**The task:** Lay out the items starting at the line that contains "Give me the" and ending at the line that contains "svg-text:R4: R4: [164, 5, 178, 22]" as a two-column CSV with the headers instruction and response. Give one row per item, with its text and its answer each in a single quoted field and line breaks replaced by spaces.

— START OF Material supplied —

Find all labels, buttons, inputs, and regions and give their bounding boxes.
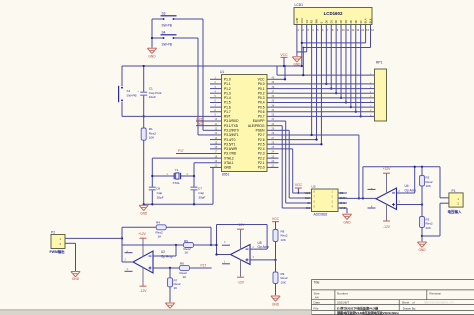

— END OF Material supplied —
— START OF Material supplied —

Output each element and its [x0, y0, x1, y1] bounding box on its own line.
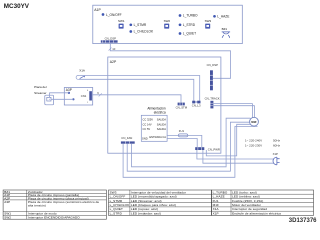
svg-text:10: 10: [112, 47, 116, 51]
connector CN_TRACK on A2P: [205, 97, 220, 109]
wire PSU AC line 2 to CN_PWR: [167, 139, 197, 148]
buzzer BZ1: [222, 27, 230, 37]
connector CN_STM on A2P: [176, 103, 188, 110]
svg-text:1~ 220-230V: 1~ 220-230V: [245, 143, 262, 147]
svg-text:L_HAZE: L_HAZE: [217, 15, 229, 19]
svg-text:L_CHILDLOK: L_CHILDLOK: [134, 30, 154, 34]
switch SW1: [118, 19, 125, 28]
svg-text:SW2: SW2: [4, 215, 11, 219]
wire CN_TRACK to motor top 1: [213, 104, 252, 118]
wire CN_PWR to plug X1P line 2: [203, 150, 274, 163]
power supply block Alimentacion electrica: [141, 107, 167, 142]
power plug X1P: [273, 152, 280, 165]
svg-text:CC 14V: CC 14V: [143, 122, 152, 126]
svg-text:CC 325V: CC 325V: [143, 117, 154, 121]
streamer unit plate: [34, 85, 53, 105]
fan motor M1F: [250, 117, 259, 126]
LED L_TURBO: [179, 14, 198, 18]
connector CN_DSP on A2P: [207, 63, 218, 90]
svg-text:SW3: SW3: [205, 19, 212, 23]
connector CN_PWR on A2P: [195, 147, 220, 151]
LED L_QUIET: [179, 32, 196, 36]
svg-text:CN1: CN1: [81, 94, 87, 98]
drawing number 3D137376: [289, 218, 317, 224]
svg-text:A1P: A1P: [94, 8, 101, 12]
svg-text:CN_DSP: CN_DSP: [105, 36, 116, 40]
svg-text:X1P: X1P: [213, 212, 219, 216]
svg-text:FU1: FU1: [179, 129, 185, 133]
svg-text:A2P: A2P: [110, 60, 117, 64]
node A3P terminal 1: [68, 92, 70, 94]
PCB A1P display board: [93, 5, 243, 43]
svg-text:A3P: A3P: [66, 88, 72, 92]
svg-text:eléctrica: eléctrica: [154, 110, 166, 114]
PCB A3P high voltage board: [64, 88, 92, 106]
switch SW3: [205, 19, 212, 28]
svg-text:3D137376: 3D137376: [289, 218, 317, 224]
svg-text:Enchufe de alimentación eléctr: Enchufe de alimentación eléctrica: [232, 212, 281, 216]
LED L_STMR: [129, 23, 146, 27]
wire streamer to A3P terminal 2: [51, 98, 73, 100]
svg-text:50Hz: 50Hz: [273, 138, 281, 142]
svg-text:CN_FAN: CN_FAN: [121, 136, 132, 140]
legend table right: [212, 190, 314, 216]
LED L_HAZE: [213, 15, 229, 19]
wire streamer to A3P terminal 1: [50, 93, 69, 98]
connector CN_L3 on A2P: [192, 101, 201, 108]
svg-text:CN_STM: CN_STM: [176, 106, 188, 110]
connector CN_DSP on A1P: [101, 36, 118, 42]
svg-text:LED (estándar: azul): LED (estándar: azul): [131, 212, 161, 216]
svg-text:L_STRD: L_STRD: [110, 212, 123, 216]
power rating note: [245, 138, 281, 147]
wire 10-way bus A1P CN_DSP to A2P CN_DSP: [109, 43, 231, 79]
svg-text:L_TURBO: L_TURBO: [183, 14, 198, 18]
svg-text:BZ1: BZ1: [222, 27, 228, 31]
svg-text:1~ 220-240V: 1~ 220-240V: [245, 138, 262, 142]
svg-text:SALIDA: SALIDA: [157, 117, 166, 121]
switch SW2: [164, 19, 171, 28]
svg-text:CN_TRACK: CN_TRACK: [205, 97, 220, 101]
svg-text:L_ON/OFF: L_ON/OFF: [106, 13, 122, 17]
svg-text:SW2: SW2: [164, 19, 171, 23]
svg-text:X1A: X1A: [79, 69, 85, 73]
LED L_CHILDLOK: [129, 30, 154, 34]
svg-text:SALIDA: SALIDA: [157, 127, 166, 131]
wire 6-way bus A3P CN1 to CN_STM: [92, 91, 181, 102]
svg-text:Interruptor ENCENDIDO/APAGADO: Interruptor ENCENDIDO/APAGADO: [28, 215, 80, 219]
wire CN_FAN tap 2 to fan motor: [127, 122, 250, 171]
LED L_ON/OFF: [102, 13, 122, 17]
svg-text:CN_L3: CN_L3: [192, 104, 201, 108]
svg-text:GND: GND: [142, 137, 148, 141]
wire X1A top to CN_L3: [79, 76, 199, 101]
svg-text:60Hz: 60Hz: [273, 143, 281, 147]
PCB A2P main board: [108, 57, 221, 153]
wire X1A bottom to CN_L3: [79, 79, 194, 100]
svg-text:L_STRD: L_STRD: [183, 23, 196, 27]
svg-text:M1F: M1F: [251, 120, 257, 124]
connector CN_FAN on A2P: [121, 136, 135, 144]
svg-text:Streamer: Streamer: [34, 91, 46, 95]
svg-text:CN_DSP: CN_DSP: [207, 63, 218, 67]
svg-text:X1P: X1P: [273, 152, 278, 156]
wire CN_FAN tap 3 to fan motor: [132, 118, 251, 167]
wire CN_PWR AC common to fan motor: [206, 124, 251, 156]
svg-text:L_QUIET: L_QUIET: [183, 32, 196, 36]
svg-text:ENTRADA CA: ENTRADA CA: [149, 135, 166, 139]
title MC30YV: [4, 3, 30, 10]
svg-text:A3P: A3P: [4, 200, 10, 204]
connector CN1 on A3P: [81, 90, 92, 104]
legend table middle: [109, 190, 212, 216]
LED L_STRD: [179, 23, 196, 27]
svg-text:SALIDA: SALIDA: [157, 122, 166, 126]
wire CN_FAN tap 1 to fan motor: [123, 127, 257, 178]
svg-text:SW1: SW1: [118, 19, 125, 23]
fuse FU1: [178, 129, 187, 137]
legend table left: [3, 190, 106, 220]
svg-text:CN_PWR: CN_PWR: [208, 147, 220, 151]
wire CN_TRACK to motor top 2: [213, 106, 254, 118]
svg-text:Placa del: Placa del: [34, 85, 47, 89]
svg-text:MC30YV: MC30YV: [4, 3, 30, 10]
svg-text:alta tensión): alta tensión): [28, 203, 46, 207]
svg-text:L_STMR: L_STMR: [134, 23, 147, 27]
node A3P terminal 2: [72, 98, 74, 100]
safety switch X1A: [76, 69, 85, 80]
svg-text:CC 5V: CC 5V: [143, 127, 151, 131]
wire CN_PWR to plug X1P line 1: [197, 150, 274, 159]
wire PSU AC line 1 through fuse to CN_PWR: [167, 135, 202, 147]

— END OF Material supplied —
— START OF Material supplied —

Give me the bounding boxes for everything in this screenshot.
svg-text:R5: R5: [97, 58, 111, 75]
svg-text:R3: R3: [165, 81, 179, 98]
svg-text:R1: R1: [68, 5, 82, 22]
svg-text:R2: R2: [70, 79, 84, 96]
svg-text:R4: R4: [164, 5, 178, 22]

— END OF Material supplied —

**Solved exercise:**
instruction,response
"Give me the bounding boxes for everything in this screenshot.","svg-text:R5: R5: [97, 58, 111, 75] svg-text:R3: R3: [165, 81, 179, 98] svg-text:R1: R1: [68, 5, 82, 22] svg-text:R2: R2: [70, 79, 84, 96] svg-text:R4: R4: [164, 5, 178, 22]"